→ **Record excerpts**:
========

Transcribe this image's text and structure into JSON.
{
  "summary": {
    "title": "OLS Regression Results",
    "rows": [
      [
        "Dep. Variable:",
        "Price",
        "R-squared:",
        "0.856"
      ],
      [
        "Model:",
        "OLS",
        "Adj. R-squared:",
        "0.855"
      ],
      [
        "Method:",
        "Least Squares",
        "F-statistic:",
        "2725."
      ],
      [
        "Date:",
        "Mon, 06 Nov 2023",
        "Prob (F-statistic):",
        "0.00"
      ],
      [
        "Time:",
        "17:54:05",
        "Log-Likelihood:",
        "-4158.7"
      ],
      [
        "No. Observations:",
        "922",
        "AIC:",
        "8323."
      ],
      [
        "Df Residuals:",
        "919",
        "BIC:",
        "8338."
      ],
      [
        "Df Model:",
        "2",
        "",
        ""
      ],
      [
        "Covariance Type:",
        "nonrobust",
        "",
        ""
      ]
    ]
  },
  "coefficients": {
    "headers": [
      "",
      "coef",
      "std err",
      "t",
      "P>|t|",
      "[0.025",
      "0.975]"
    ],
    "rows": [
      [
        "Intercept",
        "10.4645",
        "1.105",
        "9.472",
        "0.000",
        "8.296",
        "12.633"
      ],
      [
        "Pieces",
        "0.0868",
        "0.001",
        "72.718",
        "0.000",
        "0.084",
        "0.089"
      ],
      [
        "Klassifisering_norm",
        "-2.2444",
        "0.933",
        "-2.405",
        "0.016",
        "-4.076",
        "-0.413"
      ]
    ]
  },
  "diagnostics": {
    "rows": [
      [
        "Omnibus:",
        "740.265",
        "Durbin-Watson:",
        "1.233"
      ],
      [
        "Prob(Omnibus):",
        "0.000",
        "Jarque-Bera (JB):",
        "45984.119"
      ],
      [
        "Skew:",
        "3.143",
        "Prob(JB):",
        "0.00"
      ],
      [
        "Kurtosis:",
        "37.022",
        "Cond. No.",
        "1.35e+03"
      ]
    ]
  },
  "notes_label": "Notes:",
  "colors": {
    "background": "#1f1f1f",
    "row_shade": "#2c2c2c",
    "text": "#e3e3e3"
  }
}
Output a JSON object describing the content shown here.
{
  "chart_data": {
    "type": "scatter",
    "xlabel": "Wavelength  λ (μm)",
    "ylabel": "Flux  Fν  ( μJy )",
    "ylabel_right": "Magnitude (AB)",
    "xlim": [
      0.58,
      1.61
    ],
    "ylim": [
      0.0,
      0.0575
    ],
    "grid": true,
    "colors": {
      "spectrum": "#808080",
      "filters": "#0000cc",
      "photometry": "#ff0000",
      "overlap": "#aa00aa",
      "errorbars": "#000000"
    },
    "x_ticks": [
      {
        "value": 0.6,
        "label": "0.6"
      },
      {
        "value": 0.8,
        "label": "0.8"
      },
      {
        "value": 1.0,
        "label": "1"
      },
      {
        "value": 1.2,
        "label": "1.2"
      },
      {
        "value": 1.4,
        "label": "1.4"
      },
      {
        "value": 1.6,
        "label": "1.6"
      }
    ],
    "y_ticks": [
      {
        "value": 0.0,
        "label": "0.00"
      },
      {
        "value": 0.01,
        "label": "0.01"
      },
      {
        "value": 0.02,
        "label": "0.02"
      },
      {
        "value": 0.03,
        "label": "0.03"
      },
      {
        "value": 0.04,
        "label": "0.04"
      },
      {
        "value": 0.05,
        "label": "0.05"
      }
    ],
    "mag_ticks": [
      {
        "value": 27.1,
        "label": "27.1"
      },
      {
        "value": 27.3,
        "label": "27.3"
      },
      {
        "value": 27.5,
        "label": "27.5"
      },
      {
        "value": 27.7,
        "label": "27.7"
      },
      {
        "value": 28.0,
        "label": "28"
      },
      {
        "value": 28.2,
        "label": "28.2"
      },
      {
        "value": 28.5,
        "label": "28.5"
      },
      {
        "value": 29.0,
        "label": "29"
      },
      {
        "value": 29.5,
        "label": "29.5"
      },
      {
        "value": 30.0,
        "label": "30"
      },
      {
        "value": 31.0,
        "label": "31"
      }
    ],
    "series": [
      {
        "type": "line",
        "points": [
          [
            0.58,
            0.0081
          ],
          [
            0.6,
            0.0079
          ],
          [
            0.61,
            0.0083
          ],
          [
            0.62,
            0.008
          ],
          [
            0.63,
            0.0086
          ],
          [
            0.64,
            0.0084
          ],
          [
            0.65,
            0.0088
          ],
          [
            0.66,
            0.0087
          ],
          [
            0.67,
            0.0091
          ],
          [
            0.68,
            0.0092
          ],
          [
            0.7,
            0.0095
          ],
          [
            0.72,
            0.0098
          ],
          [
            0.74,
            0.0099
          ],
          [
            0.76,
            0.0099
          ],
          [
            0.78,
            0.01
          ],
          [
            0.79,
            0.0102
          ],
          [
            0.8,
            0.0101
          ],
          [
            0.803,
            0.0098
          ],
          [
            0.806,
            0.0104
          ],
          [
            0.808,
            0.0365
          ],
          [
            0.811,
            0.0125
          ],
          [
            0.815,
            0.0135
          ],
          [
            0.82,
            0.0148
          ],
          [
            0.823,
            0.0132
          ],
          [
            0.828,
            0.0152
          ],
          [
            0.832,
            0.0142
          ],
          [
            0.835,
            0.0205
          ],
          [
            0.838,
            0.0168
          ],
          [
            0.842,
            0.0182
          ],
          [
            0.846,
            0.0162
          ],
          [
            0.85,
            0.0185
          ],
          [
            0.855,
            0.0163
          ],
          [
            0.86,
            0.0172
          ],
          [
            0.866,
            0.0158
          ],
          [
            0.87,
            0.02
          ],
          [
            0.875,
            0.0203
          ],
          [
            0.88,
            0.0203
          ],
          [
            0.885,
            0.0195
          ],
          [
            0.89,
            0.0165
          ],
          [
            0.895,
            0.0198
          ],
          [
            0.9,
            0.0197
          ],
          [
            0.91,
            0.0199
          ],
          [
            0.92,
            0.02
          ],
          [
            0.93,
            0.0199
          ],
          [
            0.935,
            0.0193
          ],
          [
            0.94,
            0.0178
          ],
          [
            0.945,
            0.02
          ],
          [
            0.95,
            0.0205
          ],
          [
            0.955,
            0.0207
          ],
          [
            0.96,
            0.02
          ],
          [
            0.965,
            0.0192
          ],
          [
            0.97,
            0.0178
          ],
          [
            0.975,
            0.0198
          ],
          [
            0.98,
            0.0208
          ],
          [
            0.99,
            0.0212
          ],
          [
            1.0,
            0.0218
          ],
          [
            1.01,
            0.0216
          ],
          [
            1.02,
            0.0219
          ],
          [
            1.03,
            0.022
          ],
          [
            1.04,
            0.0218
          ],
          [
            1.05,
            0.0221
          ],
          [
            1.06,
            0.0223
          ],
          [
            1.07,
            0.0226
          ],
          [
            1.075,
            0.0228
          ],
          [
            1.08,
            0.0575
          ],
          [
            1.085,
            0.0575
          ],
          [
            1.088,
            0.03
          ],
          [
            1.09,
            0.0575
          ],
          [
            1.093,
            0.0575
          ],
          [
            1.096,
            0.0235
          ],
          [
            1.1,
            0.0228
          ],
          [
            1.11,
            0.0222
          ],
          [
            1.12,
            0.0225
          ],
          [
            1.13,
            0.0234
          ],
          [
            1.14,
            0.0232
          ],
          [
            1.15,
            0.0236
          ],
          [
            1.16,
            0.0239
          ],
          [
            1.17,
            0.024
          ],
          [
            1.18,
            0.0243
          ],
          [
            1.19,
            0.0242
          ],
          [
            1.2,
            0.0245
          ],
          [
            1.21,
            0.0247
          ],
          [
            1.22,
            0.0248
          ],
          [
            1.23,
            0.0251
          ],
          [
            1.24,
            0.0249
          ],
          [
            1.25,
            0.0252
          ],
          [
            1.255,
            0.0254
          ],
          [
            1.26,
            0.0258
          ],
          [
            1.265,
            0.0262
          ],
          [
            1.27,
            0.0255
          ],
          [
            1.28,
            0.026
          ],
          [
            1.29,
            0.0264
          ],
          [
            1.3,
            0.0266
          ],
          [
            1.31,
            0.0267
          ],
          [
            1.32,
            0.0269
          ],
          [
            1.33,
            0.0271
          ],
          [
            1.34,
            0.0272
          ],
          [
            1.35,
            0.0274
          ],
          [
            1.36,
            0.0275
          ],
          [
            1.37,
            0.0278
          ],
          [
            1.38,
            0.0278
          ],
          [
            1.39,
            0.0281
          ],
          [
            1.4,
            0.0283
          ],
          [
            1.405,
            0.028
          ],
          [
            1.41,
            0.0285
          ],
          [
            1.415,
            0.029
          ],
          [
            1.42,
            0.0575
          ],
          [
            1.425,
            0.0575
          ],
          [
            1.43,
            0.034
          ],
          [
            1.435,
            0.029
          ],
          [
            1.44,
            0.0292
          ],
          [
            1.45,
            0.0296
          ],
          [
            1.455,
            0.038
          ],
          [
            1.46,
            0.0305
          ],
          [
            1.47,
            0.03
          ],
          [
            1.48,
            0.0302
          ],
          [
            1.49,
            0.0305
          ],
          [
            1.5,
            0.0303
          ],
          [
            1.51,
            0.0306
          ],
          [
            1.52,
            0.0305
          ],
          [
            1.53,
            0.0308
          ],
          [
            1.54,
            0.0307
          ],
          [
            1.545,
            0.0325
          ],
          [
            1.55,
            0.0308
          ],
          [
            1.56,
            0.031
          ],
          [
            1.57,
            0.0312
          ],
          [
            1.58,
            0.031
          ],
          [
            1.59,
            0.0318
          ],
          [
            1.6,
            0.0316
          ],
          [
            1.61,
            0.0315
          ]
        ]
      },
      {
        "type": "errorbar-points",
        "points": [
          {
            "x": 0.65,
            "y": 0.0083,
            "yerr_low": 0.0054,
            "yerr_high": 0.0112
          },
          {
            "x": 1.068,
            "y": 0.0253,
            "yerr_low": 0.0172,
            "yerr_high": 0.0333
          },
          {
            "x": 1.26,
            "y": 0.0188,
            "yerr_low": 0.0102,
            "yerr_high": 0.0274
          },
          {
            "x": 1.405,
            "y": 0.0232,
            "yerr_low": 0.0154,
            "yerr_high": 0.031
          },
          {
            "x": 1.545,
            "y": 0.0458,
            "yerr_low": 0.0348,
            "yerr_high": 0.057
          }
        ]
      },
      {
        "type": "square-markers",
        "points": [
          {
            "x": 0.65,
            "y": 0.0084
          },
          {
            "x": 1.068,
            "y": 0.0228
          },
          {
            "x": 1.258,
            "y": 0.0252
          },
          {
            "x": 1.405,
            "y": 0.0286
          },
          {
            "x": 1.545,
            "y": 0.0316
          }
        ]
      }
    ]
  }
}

========

Count each line with "text" in it and report that figure by itself.

2